**Task prompt:**
Below are records; work out how many of their lines contain "title" and give only that number.

**Listed records:**
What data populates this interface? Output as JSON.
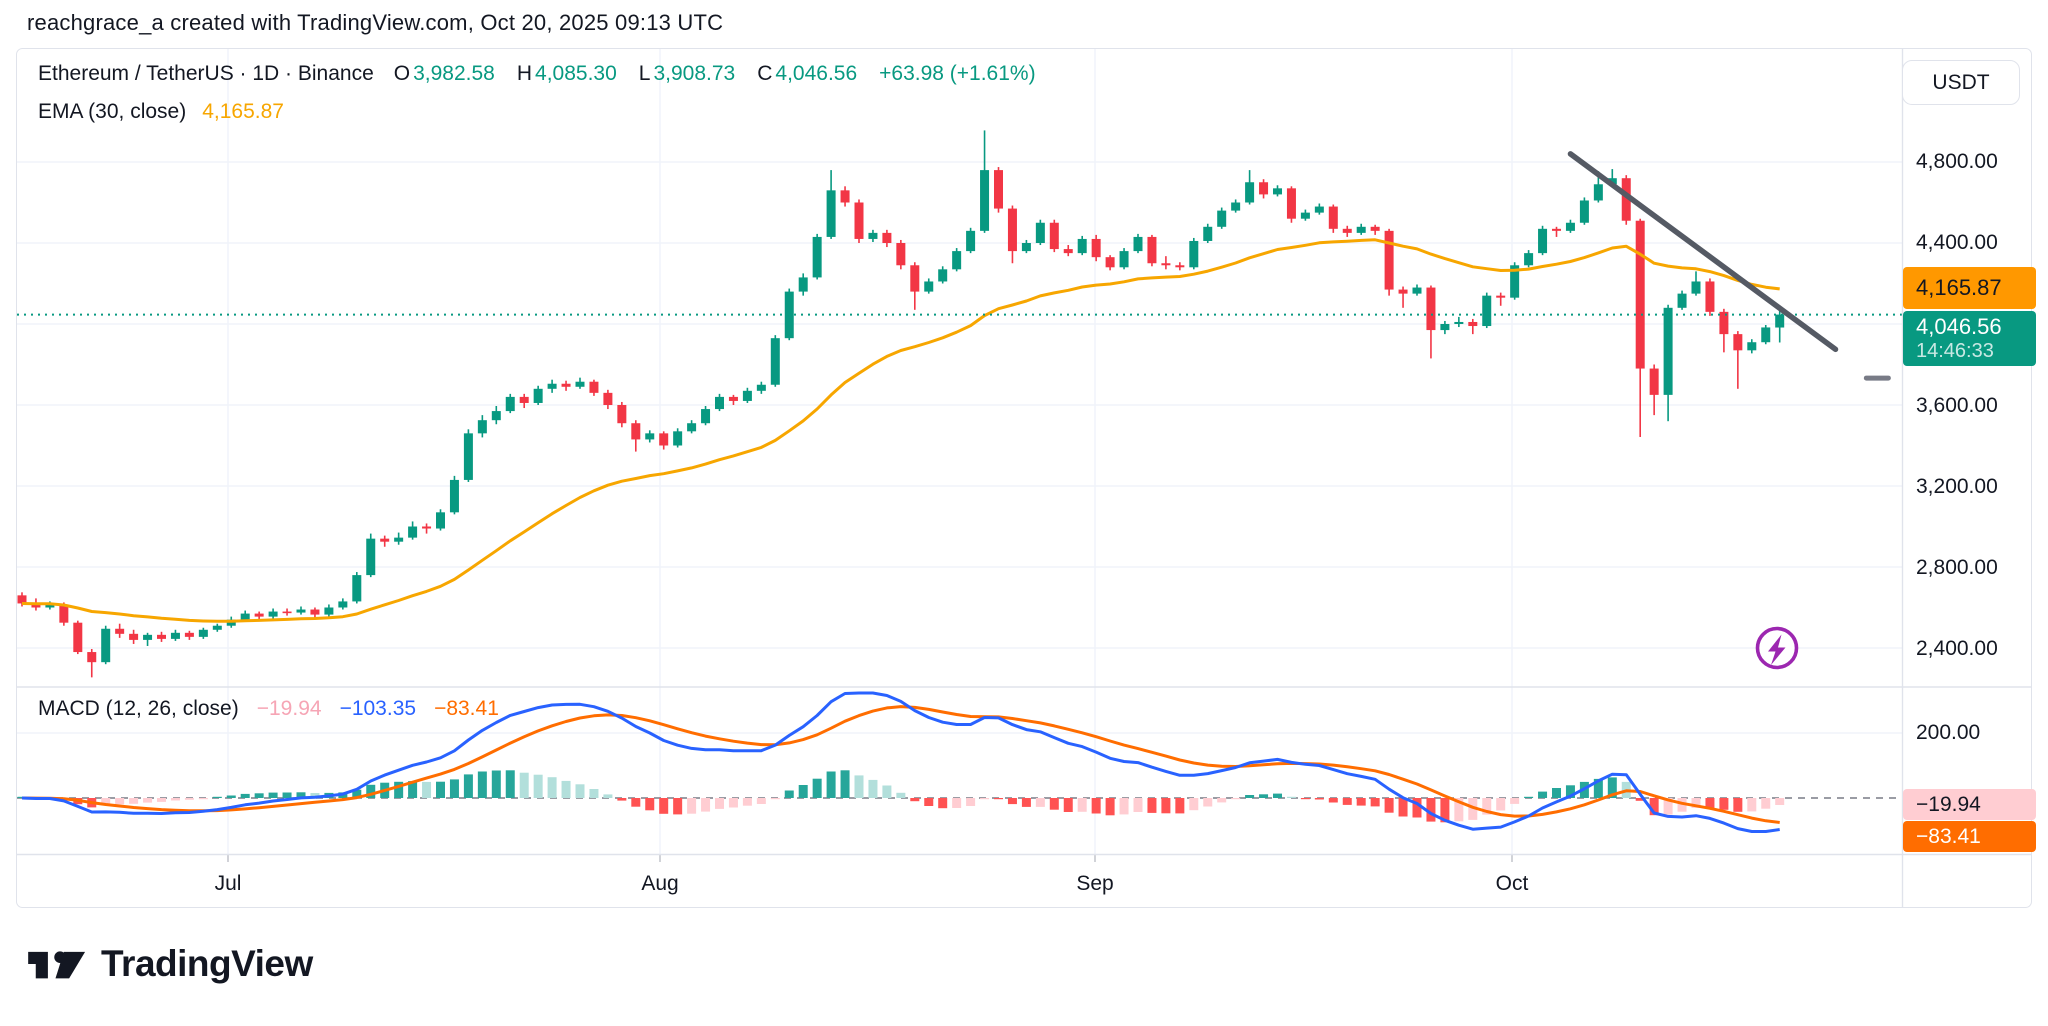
{
  "header": {
    "attribution": "reachgrace_a created with TradingView.com, Oct 20, 2025 09:13 UTC"
  },
  "symbol_row": {
    "title": "Ethereum / TetherUS · 1D · Binance",
    "open_label": "O",
    "open": "3,982.58",
    "high_label": "H",
    "high": "4,085.30",
    "low_label": "L",
    "low": "3,908.73",
    "close_label": "C",
    "close": "4,046.56",
    "change": "+63.98 (+1.61%)"
  },
  "ema_row": {
    "label": "EMA (30, close)",
    "value": "4,165.87"
  },
  "macd_row": {
    "label": "MACD (12, 26, close)",
    "histogram_value": "−19.94",
    "macd_value": "−103.35",
    "signal_value": "−83.41"
  },
  "currency_button": "USDT",
  "price_axis": {
    "labels": [
      "4,800.00",
      "4,400.00",
      "3,600.00",
      "3,200.00",
      "2,800.00",
      "2,400.00"
    ],
    "ema_badge": "4,165.87",
    "close_badge": "4,046.56",
    "countdown": "14:46:33"
  },
  "macd_axis": {
    "tick": "200.00",
    "histogram_badge": "−19.94",
    "signal_badge": "−83.41"
  },
  "time_axis": {
    "labels": [
      "Jul",
      "Aug",
      "Sep",
      "Oct"
    ]
  },
  "footer": {
    "brand": "TradingView"
  },
  "colors": {
    "background": "#ffffff",
    "border": "#e0e3eb",
    "grid": "#f0f3fa",
    "text": "#131722",
    "muted": "#787b86",
    "up": "#089981",
    "down": "#f23645",
    "ema": "#f7a600",
    "price_dotted": "#089981",
    "trendline": "#555a64",
    "macd_line": "#2962ff",
    "signal_line": "#ff6d00",
    "hist_up_strong": "#26a69a",
    "hist_up_weak": "#b2dfdb",
    "hist_down_strong": "#ff5252",
    "hist_down_weak": "#ffcdd2",
    "bolt": "#9c27b0"
  },
  "chart_data": [
    {
      "type": "candlestick",
      "title": "Ethereum / TetherUS",
      "interval": "1D",
      "exchange": "Binance",
      "x_start_date": "2025-06-16",
      "x_end_date": "2025-10-20",
      "xticks": [
        "Jul",
        "Aug",
        "Sep",
        "Oct"
      ],
      "yticks": [
        2400,
        2800,
        3200,
        3600,
        4000,
        4400,
        4800
      ],
      "ylim": [
        2250,
        5000
      ],
      "price_line_level": 4046.56,
      "last_ohlc": {
        "o": 3982.58,
        "h": 4085.3,
        "l": 3908.73,
        "c": 4046.56,
        "change": 63.98,
        "change_pct": 1.61
      },
      "overlays": [
        {
          "name": "EMA",
          "length": 30,
          "source": "close",
          "last_value": 4165.87
        }
      ],
      "drawings": [
        {
          "type": "trendline",
          "from": {
            "index": 111,
            "price": 4840
          },
          "to": {
            "index": 130,
            "price": 3875
          }
        },
        {
          "type": "dash-marker",
          "index": 133,
          "price": 3733
        }
      ],
      "ohlc": [
        [
          2660,
          2675,
          2605,
          2620
        ],
        [
          2620,
          2645,
          2585,
          2600
        ],
        [
          2600,
          2630,
          2590,
          2615
        ],
        [
          2615,
          2625,
          2510,
          2525
        ],
        [
          2525,
          2535,
          2370,
          2380
        ],
        [
          2380,
          2395,
          2255,
          2330
        ],
        [
          2330,
          2510,
          2320,
          2495
        ],
        [
          2495,
          2520,
          2450,
          2470
        ],
        [
          2470,
          2490,
          2420,
          2440
        ],
        [
          2440,
          2475,
          2410,
          2465
        ],
        [
          2465,
          2480,
          2430,
          2445
        ],
        [
          2445,
          2490,
          2435,
          2475
        ],
        [
          2475,
          2485,
          2440,
          2455
        ],
        [
          2455,
          2500,
          2445,
          2490
        ],
        [
          2490,
          2520,
          2480,
          2510
        ],
        [
          2510,
          2555,
          2500,
          2540
        ],
        [
          2540,
          2585,
          2530,
          2570
        ],
        [
          2570,
          2580,
          2540,
          2555
        ],
        [
          2555,
          2595,
          2545,
          2580
        ],
        [
          2580,
          2595,
          2560,
          2575
        ],
        [
          2575,
          2605,
          2565,
          2590
        ],
        [
          2590,
          2600,
          2550,
          2565
        ],
        [
          2565,
          2615,
          2555,
          2600
        ],
        [
          2600,
          2645,
          2590,
          2630
        ],
        [
          2630,
          2775,
          2620,
          2760
        ],
        [
          2760,
          2965,
          2750,
          2940
        ],
        [
          2940,
          2955,
          2900,
          2925
        ],
        [
          2925,
          2970,
          2910,
          2945
        ],
        [
          2945,
          3025,
          2935,
          3000
        ],
        [
          3000,
          3015,
          2965,
          2990
        ],
        [
          2990,
          3085,
          2980,
          3070
        ],
        [
          3070,
          3250,
          3060,
          3230
        ],
        [
          3230,
          3480,
          3220,
          3460
        ],
        [
          3460,
          3550,
          3440,
          3525
        ],
        [
          3525,
          3595,
          3505,
          3570
        ],
        [
          3570,
          3655,
          3560,
          3640
        ],
        [
          3640,
          3655,
          3585,
          3610
        ],
        [
          3610,
          3695,
          3600,
          3680
        ],
        [
          3680,
          3725,
          3660,
          3705
        ],
        [
          3705,
          3720,
          3670,
          3690
        ],
        [
          3690,
          3735,
          3680,
          3715
        ],
        [
          3715,
          3725,
          3645,
          3660
        ],
        [
          3660,
          3675,
          3580,
          3600
        ],
        [
          3600,
          3615,
          3490,
          3510
        ],
        [
          3510,
          3525,
          3370,
          3430
        ],
        [
          3430,
          3475,
          3415,
          3460
        ],
        [
          3460,
          3470,
          3380,
          3400
        ],
        [
          3400,
          3485,
          3390,
          3470
        ],
        [
          3470,
          3525,
          3460,
          3510
        ],
        [
          3510,
          3595,
          3500,
          3580
        ],
        [
          3580,
          3655,
          3570,
          3640
        ],
        [
          3640,
          3650,
          3600,
          3620
        ],
        [
          3620,
          3685,
          3610,
          3670
        ],
        [
          3670,
          3715,
          3655,
          3700
        ],
        [
          3700,
          3945,
          3690,
          3930
        ],
        [
          3930,
          4175,
          3920,
          4160
        ],
        [
          4160,
          4250,
          4140,
          4230
        ],
        [
          4230,
          4445,
          4220,
          4430
        ],
        [
          4430,
          4760,
          4420,
          4660
        ],
        [
          4660,
          4680,
          4580,
          4600
        ],
        [
          4600,
          4615,
          4400,
          4420
        ],
        [
          4420,
          4465,
          4405,
          4450
        ],
        [
          4450,
          4465,
          4380,
          4400
        ],
        [
          4400,
          4415,
          4270,
          4290
        ],
        [
          4290,
          4305,
          4070,
          4160
        ],
        [
          4160,
          4225,
          4150,
          4210
        ],
        [
          4210,
          4285,
          4200,
          4270
        ],
        [
          4270,
          4375,
          4260,
          4360
        ],
        [
          4360,
          4475,
          4350,
          4460
        ],
        [
          4460,
          4956,
          4450,
          4760
        ],
        [
          4760,
          4775,
          4550,
          4570
        ],
        [
          4570,
          4585,
          4300,
          4360
        ],
        [
          4360,
          4415,
          4350,
          4400
        ],
        [
          4400,
          4515,
          4390,
          4500
        ],
        [
          4500,
          4515,
          4355,
          4370
        ],
        [
          4370,
          4390,
          4335,
          4350
        ],
        [
          4350,
          4435,
          4340,
          4420
        ],
        [
          4420,
          4440,
          4310,
          4330
        ],
        [
          4330,
          4340,
          4265,
          4280
        ],
        [
          4280,
          4375,
          4270,
          4360
        ],
        [
          4360,
          4445,
          4350,
          4430
        ],
        [
          4430,
          4440,
          4285,
          4300
        ],
        [
          4300,
          4335,
          4270,
          4290
        ],
        [
          4290,
          4305,
          4265,
          4280
        ],
        [
          4280,
          4425,
          4270,
          4410
        ],
        [
          4410,
          4495,
          4400,
          4480
        ],
        [
          4480,
          4575,
          4470,
          4560
        ],
        [
          4560,
          4615,
          4550,
          4600
        ],
        [
          4600,
          4760,
          4590,
          4700
        ],
        [
          4700,
          4715,
          4620,
          4640
        ],
        [
          4640,
          4685,
          4630,
          4670
        ],
        [
          4670,
          4680,
          4500,
          4520
        ],
        [
          4520,
          4565,
          4510,
          4550
        ],
        [
          4550,
          4595,
          4540,
          4580
        ],
        [
          4580,
          4590,
          4450,
          4470
        ],
        [
          4470,
          4485,
          4430,
          4450
        ],
        [
          4450,
          4495,
          4440,
          4480
        ],
        [
          4480,
          4490,
          4440,
          4460
        ],
        [
          4460,
          4470,
          4140,
          4170
        ],
        [
          4170,
          4185,
          4080,
          4150
        ],
        [
          4150,
          4195,
          4140,
          4180
        ],
        [
          4180,
          4190,
          3830,
          3970
        ],
        [
          3970,
          4015,
          3950,
          4000
        ],
        [
          4000,
          4035,
          3985,
          4010
        ],
        [
          4010,
          4025,
          3950,
          3990
        ],
        [
          3990,
          4155,
          3980,
          4140
        ],
        [
          4140,
          4155,
          4090,
          4130
        ],
        [
          4130,
          4305,
          4120,
          4290
        ],
        [
          4290,
          4365,
          4280,
          4350
        ],
        [
          4350,
          4485,
          4340,
          4470
        ],
        [
          4470,
          4480,
          4430,
          4460
        ],
        [
          4460,
          4515,
          4450,
          4500
        ],
        [
          4500,
          4625,
          4490,
          4610
        ],
        [
          4610,
          4755,
          4600,
          4690
        ],
        [
          4690,
          4765,
          4680,
          4720
        ],
        [
          4720,
          4735,
          4490,
          4510
        ],
        [
          4510,
          4520,
          3442,
          3780
        ],
        [
          3780,
          3800,
          3550,
          3650
        ],
        [
          3650,
          4095,
          3520,
          4080
        ],
        [
          4080,
          4165,
          4070,
          4150
        ],
        [
          4150,
          4260,
          4140,
          4210
        ],
        [
          4210,
          4225,
          4040,
          4060
        ],
        [
          4060,
          4075,
          3860,
          3950
        ],
        [
          3950,
          3965,
          3680,
          3870
        ],
        [
          3870,
          3925,
          3855,
          3910
        ],
        [
          3910,
          3995,
          3900,
          3983
        ],
        [
          3982.58,
          4085.3,
          3908.73,
          4046.56
        ]
      ]
    },
    {
      "type": "macd",
      "params": {
        "fast": 12,
        "slow": 26,
        "signal": 9,
        "source": "close"
      },
      "computed_from": "closes of chart_data[0].ohlc",
      "last_values": {
        "histogram": -19.94,
        "macd": -103.35,
        "signal": -83.41
      },
      "yticks": [
        0,
        200
      ],
      "ylim": [
        -180,
        335
      ]
    }
  ]
}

**Solution for this task:**
2